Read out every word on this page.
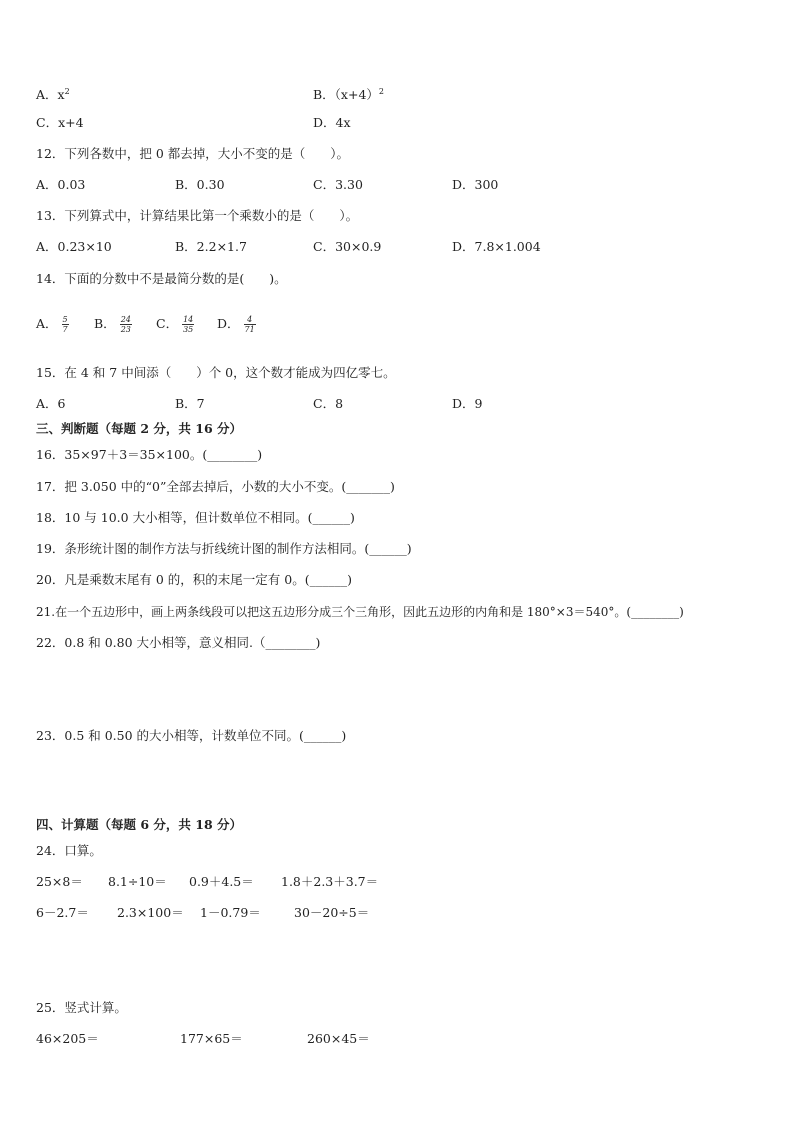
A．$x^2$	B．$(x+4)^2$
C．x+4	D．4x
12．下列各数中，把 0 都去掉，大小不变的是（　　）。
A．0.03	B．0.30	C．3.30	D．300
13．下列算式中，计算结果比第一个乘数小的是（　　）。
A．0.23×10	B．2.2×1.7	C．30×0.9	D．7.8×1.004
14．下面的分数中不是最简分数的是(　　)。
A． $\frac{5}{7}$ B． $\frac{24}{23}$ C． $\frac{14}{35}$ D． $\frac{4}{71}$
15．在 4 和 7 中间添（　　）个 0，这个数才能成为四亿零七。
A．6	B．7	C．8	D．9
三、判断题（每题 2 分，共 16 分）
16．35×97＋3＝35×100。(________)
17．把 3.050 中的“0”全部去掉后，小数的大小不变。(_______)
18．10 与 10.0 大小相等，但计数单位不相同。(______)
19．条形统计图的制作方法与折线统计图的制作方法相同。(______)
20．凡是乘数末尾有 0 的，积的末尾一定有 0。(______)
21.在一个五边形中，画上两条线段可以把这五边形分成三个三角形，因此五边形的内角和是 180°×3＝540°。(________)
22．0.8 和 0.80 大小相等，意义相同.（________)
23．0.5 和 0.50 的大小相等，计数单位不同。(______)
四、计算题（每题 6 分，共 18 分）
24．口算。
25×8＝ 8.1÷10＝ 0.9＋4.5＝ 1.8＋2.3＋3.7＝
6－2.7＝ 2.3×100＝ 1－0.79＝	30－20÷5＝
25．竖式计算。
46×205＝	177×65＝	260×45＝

+===+

*Exercise description*.
Leave out the pictures and output every record above precisely as given.

*Exercise solution*.
Read out every word on this page.
A．$x^2$	B．$(x+4)^2$
C．x+4	D．4x
12．下列各数中，把 0 都去掉，大小不变的是（　　）。
A．0.03	B．0.30	C．3.30	D．300
13．下列算式中，计算结果比第一个乘数小的是（　　）。
A．0.23×10	B．2.2×1.7	C．30×0.9	D．7.8×1.004
14．下面的分数中不是最简分数的是(　　)。
A． $\frac{5}{7}$ B． $\frac{24}{23}$ C． $\frac{14}{35}$ D． $\frac{4}{71}$
15．在 4 和 7 中间添（　　）个 0，这个数才能成为四亿零七。
A．6	B．7	C．8	D．9
三、判断题（每题 2 分，共 16 分）
16．35×97＋3＝35×100。(________)
17．把 3.050 中的“0”全部去掉后，小数的大小不变。(_______)
18．10 与 10.0 大小相等，但计数单位不相同。(______)
19．条形统计图的制作方法与折线统计图的制作方法相同。(______)
20．凡是乘数末尾有 0 的，积的末尾一定有 0。(______)
21.在一个五边形中，画上两条线段可以把这五边形分成三个三角形，因此五边形的内角和是 180°×3＝540°。(________)
22．0.8 和 0.80 大小相等，意义相同.（________)
23．0.5 和 0.50 的大小相等，计数单位不同。(______)
四、计算题（每题 6 分，共 18 分）
24．口算。
25×8＝ 8.1÷10＝ 0.9＋4.5＝ 1.8＋2.3＋3.7＝
6－2.7＝ 2.3×100＝ 1－0.79＝	30－20÷5＝
25．竖式计算。
46×205＝	177×65＝	260×45＝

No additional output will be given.